STORED ROWS:
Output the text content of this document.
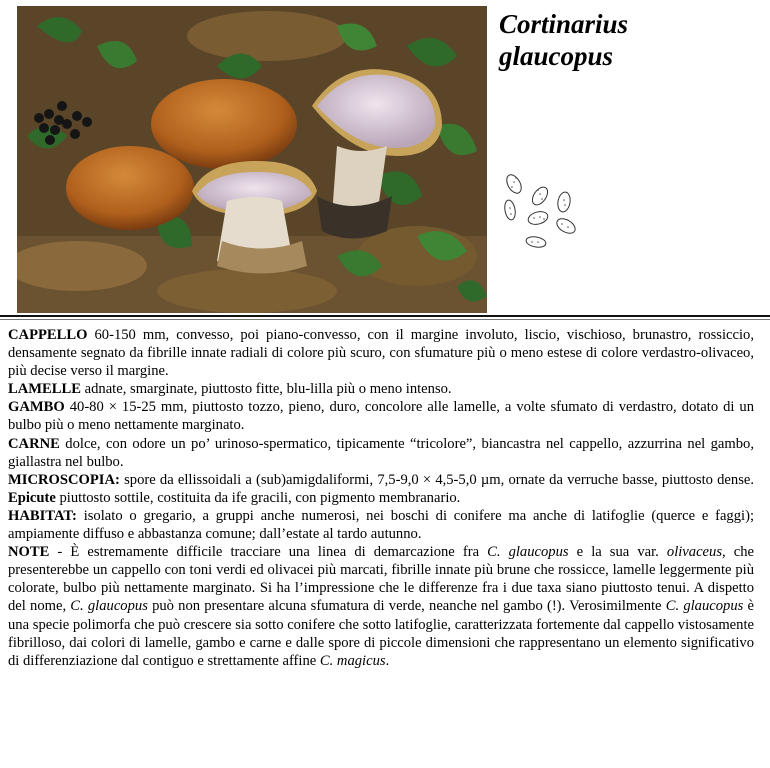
Cortinarius
glaucopus

CAPPELLO 60-150 mm, convesso, poi piano-convesso, con il margine involuto, liscio, vischioso, brunastro, rossiccio, densamente segnato da fibrille innate radiali di colore più scuro, con sfumature più o meno estese di colore verdastro-olivaceo, più decise verso il margine.

LAMELLE adnate, smarginate, piuttosto fitte, blu-lilla più o meno intenso.

GAMBO 40-80 × 15-25 mm, piuttosto tozzo, pieno, duro, concolore alle lamelle, a volte sfumato di verdastro, dotato di un bulbo più o meno nettamente marginato.

CARNE dolce, con odore un po’ urinoso-spermatico, tipicamente “tricolore”, biancastra nel cappello, azzurrina nel gambo, giallastra nel bulbo.

MICROSCOPIA: spore da ellissoidali a (sub)amigdaliformi, 7,5-9,0 × 4,5-5,0 µm, ornate da verruche basse, piuttosto dense. Epicute piuttosto sottile, costituita da ife gracili, con pigmento membranario.

HABITAT: isolato o gregario, a gruppi anche numerosi, nei boschi di conifere ma anche di latifoglie (querce e faggi); ampiamente diffuso e abbastanza comune; dall’estate al tardo autunno.

NOTE - È estremamente difficile tracciare una linea di demarcazione fra C. glaucopus e la sua var. olivaceus, che presenterebbe un cappello con toni verdi ed olivacei più marcati, fibrille innate più brune che rossicce, lamelle leggermente più colorate, bulbo più nettamente marginato. Si ha l’impressione che le differenze fra i due taxa siano piuttosto tenui. A dispetto del nome, C. glaucopus può non presentare alcuna sfumatura di verde, neanche nel gambo (!). Verosimilmente C. glaucopus è una specie polimorfa che può crescere sia sotto conifere che sotto latifoglie, caratterizzata fortemente dal cappello vistosamente fibrilloso, dai colori di lamelle, gambo e carne e dalle spore di piccole dimensioni che rappresentano un elemento significativo di differenziazione dal contiguo e strettamente affine C. magicus.
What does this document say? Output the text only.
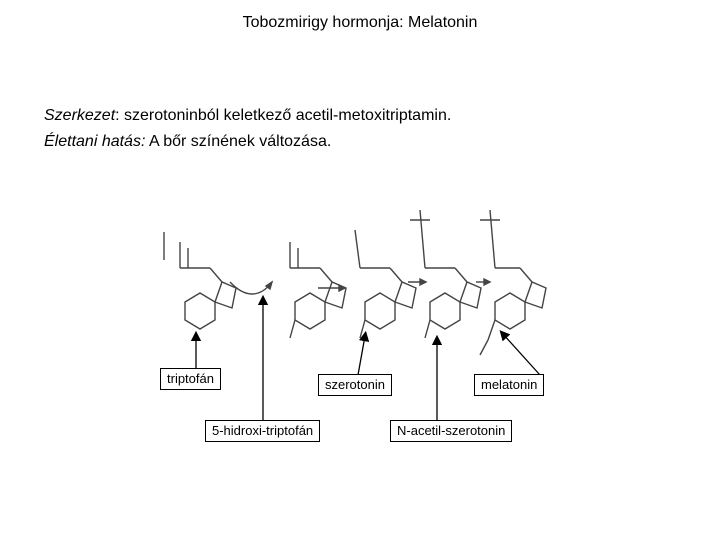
Tobozmirigy hormonja: Melatonin
Szerkezet: szerotoninból keletkező acetil-metoxitriptamin.
Élettani hatás: A bőr színének változása.
triptofán
5-hidroxi-triptofán
szerotonin
N-acetil-szerotonin
melatonin
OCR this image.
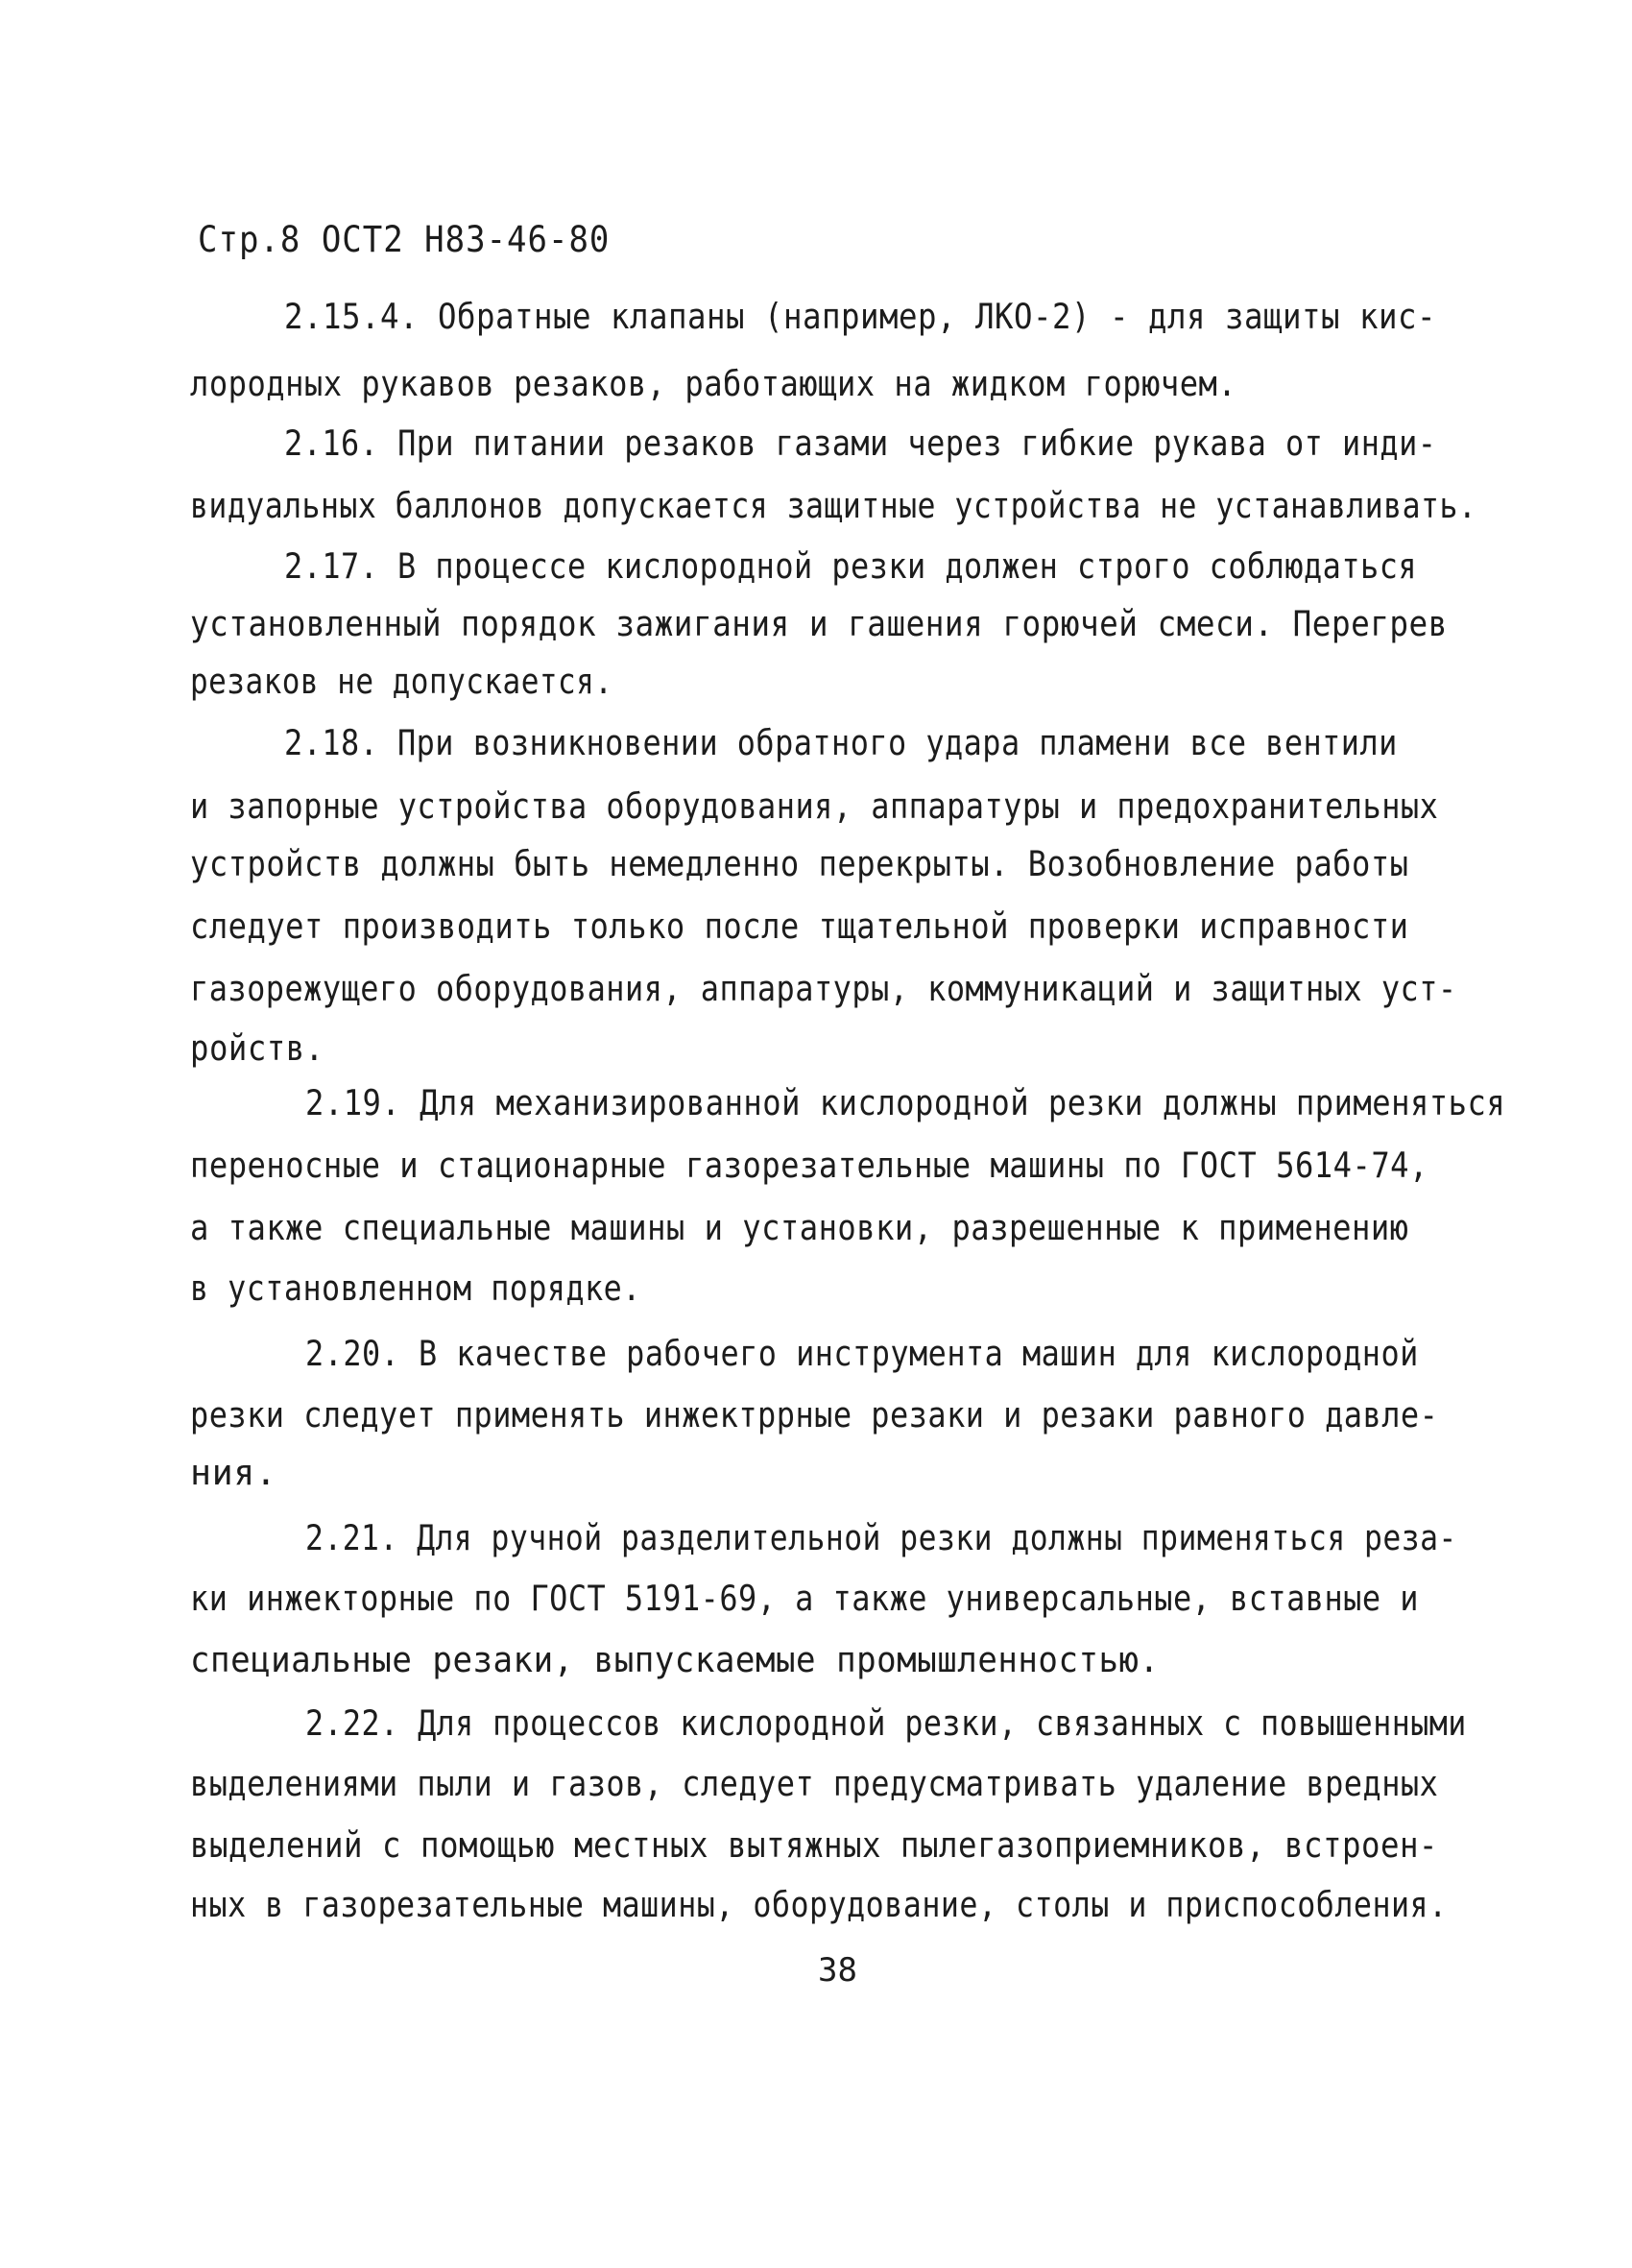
Стр.8 ОСТ2 Н83-46-80
2.15.4. Обратные клапаны (например, ЛКО-2) - для защиты кис-
лородных рукавов резаков, работающих на жидком горючем.
2.16. При питании резаков газами через гибкие рукава от инди-
видуальных баллонов допускается защитные устройства не устанавливать.
2.17. В процессе кислородной резки должен строго соблюдаться
установленный порядок зажигания и гашения горючей смеси. Перегрев
резаков не допускается.
2.18. При возникновении обратного удара пламени все вентили
и запорные устройства оборудования, аппаратуры и предохранительных
устройств должны быть немедленно перекрыты. Возобновление работы
следует производить только после тщательной проверки исправности
газорежущего оборудования, аппаратуры, коммуникаций и защитных уст-
ройств.
2.19. Для механизированной кислородной резки должны применяться
переносные и стационарные газорезательные машины по ГОСТ 5614-74,
а также специальные машины и установки, разрешенные к применению
в установленном порядке.
2.20. В качестве рабочего инструмента машин для кислородной
резки следует применять инжектррные резаки и резаки равного давле-
ния.
2.21. Для ручной разделительной резки должны применяться реза-
ки инжекторные по ГОСТ 5191-69, а также универсальные, вставные и
специальные резаки, выпускаемые промышленностью.
2.22. Для процессов кислородной резки, связанных с повышенными
выделениями пыли и газов, следует предусматривать удаление вредных
выделений с помощью местных вытяжных пылегазоприемников, встроен-
ных в газорезательные машины, оборудование, столы и приспособления.
38
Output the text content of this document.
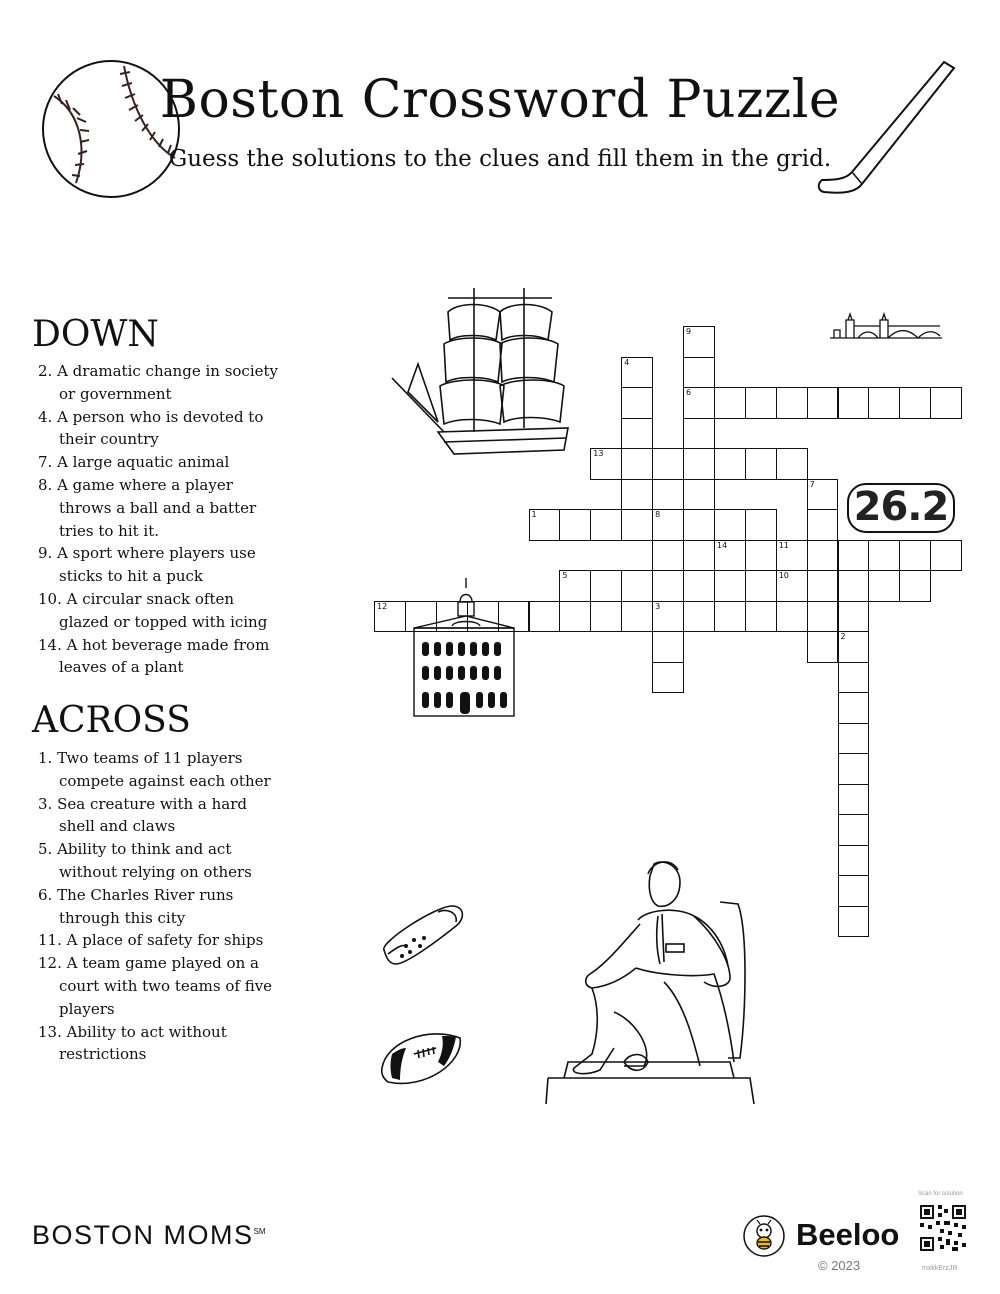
Boston Crossword Puzzle
Guess the solutions to the clues and fill them in the grid.
DOWN
2. A dramatic change in society or government
4. A person who is devoted to their country
7. A large aquatic animal
8. A game where a player throws a ball and a batter tries to hit it.
9. A sport where players use sticks to hit a puck
10. A circular snack often glazed or topped with icing
14. A hot beverage made from leaves of a plant
ACROSS
1. Two teams of 11 players compete against each other
3. Sea creature with a hard shell and claws
5. Ability to think and act without relying on others
6. The Charles River runs through this city
11. A place of safety for ships
12. A team game played on a court with two teams of five players
13. Ability to act without restrictions
1	8
3
5
6
10
11
12
13
2
4
7
9
14
26.2
BOSTON MOMS℠	Beeloo
© 2023
Scan for solution
mxkkErzJR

WORK REQUIRED: Omit the pictures, then output the rest of the listing exactly.

OUTPUT FOR THIS EXERCISE:
Output the text content of this document.
Cortinarius
glaucopus

CAPPELLO 60-150 mm, convesso, poi piano-convesso, con il margine involuto, liscio, vischioso, brunastro, rossiccio, densamente segnato da fibrille innate radiali di colore più scuro, con sfumature più o meno estese di colore verdastro-olivaceo, più decise verso il margine.

LAMELLE adnate, smarginate, piuttosto fitte, blu-lilla più o meno intenso.

GAMBO 40-80 × 15-25 mm, piuttosto tozzo, pieno, duro, concolore alle lamelle, a volte sfumato di verdastro, dotato di un bulbo più o meno nettamente marginato.

CARNE dolce, con odore un po’ urinoso-spermatico, tipicamente “tricolore”, biancastra nel cappello, azzurrina nel gambo, giallastra nel bulbo.

MICROSCOPIA: spore da ellissoidali a (sub)amigdaliformi, 7,5-9,0 × 4,5-5,0 µm, ornate da verruche basse, piuttosto dense. Epicute piuttosto sottile, costituita da ife gracili, con pigmento membranario.

HABITAT: isolato o gregario, a gruppi anche numerosi, nei boschi di conifere ma anche di latifoglie (querce e faggi); ampiamente diffuso e abbastanza comune; dall’estate al tardo autunno.

NOTE - È estremamente difficile tracciare una linea di demarcazione fra C. glaucopus e la sua var. olivaceus, che presenterebbe un cappello con toni verdi ed olivacei più marcati, fibrille innate più brune che rossicce, lamelle leggermente più colorate, bulbo più nettamente marginato. Si ha l’impressione che le differenze fra i due taxa siano piuttosto tenui. A dispetto del nome, C. glaucopus può non presentare alcuna sfumatura di verde, neanche nel gambo (!). Verosimilmente C. glaucopus è una specie polimorfa che può crescere sia sotto conifere che sotto latifoglie, caratterizzata fortemente dal cappello vistosamente fibrilloso, dai colori di lamelle, gambo e carne e dalle spore di piccole dimensioni che rappresentano un elemento significativo di differenziazione dal contiguo e strettamente affine C. magicus.
What does this document say? Output the text only.
Tobozmirigy hormonja: Melatonin
Szerkezet: szerotoninból keletkező acetil-metoxitriptamin.
Élettani hatás: A bőr színének változása.
triptofán
5-hidroxi-triptofán
szerotonin
N-acetil-szerotonin
melatonin
OCR this image.
Стр.8 ОСТ2 Н83-46-80
2.15.4. Обратные клапаны (например, ЛКО-2) - для защиты кис-
лородных рукавов резаков, работающих на жидком горючем.
2.16. При питании резаков газами через гибкие рукава от инди-
видуальных баллонов допускается защитные устройства не устанавливать.
2.17. В процессе кислородной резки должен строго соблюдаться
установленный порядок зажигания и гашения горючей смеси. Перегрев
резаков не допускается.
2.18. При возникновении обратного удара пламени все вентили
и запорные устройства оборудования, аппаратуры и предохранительных
устройств должны быть немедленно перекрыты. Возобновление работы
следует производить только после тщательной проверки исправности
газорежущего оборудования, аппаратуры, коммуникаций и защитных уст-
ройств.
2.19. Для механизированной кислородной резки должны применяться
переносные и стационарные газорезательные машины по ГОСТ 5614-74,
а также специальные машины и установки, разрешенные к применению
в установленном порядке.
2.20. В качестве рабочего инструмента машин для кислородной
резки следует применять инжектррные резаки и резаки равного давле-
ния.
2.21. Для ручной разделительной резки должны применяться реза-
ки инжекторные по ГОСТ 5191-69, а также универсальные, вставные и
специальные резаки, выпускаемые промышленностью.
2.22. Для процессов кислородной резки, связанных с повышенными
выделениями пыли и газов, следует предусматривать удаление вредных
выделений с помощью местных вытяжных пылегазоприемников, встроен-
ных в газорезательные машины, оборудование, столы и приспособления.
38
Output the text content of this document.
Boston Crossword Puzzle
Guess the solutions to the clues and fill them in the grid.
DOWN
2. A dramatic change in society or government
4. A person who is devoted to their country
7. A large aquatic animal
8. A game where a player throws a ball and a batter tries to hit it.
9. A sport where players use sticks to hit a puck
10. A circular snack often glazed or topped with icing
14. A hot beverage made from leaves of a plant
ACROSS
1. Two teams of 11 players compete against each other
3. Sea creature with a hard shell and claws
5. Ability to think and act without relying on others
6. The Charles River runs through this city
11. A place of safety for ships
12. A team game played on a court with two teams of five players
13. Ability to act without restrictions
1	8
3
5
6
10
11
12
13
2
4
7
9
14
26.2
BOSTON MOMS℠	Beeloo
© 2023
Scan for solution
mxkkErzJR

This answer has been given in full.